Problem description —
The records below are split into lines. How many of those lines contain the string "country"? Reply with the number only.
--- begin ---
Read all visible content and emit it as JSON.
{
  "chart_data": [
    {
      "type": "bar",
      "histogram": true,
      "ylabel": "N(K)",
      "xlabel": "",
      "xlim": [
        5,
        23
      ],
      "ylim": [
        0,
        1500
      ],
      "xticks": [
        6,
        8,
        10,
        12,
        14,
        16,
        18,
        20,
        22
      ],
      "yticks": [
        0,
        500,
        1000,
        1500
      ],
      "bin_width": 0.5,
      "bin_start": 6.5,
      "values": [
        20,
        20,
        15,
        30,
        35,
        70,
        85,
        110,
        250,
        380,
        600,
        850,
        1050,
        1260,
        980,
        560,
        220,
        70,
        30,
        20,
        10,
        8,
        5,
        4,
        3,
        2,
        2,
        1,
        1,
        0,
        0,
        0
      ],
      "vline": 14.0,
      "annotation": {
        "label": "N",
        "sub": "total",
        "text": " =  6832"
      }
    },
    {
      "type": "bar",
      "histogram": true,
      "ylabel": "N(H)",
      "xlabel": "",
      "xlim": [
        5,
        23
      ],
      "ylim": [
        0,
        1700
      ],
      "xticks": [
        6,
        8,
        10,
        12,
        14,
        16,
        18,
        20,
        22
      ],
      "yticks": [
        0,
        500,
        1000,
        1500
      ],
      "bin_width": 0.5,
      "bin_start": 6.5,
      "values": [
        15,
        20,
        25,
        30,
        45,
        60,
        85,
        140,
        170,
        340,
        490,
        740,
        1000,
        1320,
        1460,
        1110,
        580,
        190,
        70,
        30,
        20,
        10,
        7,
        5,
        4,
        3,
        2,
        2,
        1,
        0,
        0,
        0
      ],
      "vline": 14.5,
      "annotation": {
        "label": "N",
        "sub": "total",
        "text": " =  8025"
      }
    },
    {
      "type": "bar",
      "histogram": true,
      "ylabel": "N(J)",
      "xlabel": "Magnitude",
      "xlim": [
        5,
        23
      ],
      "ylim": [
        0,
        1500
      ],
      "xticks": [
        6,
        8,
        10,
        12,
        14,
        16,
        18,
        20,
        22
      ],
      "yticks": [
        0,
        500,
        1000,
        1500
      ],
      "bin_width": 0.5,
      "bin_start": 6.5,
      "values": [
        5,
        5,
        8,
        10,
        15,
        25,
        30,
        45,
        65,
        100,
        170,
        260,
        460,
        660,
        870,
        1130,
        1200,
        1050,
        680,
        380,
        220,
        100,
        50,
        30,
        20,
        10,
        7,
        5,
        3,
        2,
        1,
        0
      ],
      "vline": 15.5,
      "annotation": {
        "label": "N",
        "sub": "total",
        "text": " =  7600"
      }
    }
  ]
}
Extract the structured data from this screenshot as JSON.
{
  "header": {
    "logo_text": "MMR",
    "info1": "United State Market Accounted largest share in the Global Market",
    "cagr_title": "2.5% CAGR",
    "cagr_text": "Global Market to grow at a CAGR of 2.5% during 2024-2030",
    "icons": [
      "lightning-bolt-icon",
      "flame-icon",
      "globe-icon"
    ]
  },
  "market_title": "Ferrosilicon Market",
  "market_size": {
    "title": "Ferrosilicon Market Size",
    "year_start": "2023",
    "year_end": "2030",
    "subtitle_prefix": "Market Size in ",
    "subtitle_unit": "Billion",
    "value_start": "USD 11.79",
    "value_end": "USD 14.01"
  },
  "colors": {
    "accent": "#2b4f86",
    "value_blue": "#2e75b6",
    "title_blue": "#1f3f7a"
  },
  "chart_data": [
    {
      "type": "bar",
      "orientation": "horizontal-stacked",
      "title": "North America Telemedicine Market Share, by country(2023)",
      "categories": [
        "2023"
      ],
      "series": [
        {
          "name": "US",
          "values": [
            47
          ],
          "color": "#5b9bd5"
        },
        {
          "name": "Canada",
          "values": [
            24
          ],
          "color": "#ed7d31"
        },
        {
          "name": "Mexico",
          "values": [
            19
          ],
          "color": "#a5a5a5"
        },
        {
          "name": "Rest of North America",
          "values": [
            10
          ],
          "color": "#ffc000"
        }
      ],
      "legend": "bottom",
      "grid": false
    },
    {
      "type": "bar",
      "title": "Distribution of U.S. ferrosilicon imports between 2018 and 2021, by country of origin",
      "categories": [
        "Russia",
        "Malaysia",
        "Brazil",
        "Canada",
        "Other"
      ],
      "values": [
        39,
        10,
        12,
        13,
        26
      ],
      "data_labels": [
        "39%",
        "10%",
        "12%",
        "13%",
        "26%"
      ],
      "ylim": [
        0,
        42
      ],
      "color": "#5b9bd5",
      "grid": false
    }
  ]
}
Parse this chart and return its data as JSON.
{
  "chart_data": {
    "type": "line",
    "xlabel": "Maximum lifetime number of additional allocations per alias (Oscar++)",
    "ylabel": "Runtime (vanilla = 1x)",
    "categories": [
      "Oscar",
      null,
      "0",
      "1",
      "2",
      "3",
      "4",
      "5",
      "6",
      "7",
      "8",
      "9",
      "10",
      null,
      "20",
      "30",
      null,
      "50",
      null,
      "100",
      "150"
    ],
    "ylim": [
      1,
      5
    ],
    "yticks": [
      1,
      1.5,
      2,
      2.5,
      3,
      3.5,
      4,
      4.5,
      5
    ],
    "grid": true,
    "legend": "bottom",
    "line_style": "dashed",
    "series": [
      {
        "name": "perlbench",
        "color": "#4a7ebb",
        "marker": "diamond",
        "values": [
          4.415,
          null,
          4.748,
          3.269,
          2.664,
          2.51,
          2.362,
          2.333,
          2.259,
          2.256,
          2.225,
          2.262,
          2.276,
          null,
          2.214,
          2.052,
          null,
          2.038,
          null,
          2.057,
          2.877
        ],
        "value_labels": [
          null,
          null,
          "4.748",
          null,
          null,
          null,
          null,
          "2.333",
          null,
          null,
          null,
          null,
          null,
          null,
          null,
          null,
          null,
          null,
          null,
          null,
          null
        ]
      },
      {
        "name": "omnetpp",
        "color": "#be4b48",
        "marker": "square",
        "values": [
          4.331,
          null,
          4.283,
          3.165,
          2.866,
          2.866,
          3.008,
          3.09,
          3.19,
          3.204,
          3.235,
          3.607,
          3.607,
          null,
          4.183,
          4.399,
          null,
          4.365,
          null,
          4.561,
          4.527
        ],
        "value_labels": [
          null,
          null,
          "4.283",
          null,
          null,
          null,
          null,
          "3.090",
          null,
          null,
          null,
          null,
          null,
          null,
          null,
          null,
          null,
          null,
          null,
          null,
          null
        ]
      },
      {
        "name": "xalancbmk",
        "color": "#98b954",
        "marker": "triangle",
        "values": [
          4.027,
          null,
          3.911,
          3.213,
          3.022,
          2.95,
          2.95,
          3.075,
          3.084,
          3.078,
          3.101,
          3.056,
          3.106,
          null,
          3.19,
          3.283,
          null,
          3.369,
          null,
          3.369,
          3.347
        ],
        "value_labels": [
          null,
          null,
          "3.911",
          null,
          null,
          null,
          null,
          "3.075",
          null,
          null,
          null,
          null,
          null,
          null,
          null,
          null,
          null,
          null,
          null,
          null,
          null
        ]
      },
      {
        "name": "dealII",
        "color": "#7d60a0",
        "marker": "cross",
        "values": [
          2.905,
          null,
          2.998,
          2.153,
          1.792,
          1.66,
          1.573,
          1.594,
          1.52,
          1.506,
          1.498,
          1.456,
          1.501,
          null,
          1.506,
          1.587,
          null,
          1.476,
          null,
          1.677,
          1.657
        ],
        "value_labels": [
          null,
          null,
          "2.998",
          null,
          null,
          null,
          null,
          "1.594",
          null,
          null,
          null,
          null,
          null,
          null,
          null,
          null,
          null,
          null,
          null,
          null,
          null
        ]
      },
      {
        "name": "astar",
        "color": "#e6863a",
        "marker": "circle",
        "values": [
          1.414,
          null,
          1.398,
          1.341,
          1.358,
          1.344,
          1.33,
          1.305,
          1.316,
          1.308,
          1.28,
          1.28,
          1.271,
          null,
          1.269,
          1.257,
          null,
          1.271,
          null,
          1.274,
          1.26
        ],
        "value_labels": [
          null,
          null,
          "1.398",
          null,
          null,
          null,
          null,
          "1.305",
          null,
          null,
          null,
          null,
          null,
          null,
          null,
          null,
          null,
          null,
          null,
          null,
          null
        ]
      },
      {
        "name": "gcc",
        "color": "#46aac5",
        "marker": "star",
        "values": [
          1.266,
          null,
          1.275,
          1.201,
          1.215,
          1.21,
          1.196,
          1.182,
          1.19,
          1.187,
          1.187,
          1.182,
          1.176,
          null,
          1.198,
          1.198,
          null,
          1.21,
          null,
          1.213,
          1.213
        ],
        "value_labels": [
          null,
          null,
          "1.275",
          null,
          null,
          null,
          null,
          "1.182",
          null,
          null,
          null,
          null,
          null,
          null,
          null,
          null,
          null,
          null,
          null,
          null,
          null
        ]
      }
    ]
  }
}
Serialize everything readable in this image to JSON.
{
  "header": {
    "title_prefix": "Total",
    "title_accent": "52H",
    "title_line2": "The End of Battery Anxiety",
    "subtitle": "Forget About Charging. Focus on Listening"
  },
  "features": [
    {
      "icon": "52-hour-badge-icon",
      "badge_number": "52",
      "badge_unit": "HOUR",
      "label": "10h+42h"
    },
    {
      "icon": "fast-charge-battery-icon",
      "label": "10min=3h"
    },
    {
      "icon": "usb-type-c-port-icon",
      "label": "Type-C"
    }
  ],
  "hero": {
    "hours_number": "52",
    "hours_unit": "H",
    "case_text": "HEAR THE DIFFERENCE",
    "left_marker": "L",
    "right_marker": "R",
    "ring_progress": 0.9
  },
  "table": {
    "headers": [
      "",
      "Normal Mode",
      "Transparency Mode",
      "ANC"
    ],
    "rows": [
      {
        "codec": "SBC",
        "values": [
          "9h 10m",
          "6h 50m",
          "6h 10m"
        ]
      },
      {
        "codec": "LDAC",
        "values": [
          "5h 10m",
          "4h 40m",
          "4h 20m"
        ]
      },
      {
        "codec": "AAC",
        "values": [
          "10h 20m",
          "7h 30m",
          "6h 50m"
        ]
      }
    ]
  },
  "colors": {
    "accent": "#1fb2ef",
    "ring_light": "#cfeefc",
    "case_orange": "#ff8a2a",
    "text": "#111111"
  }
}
--- end ---
Result —
2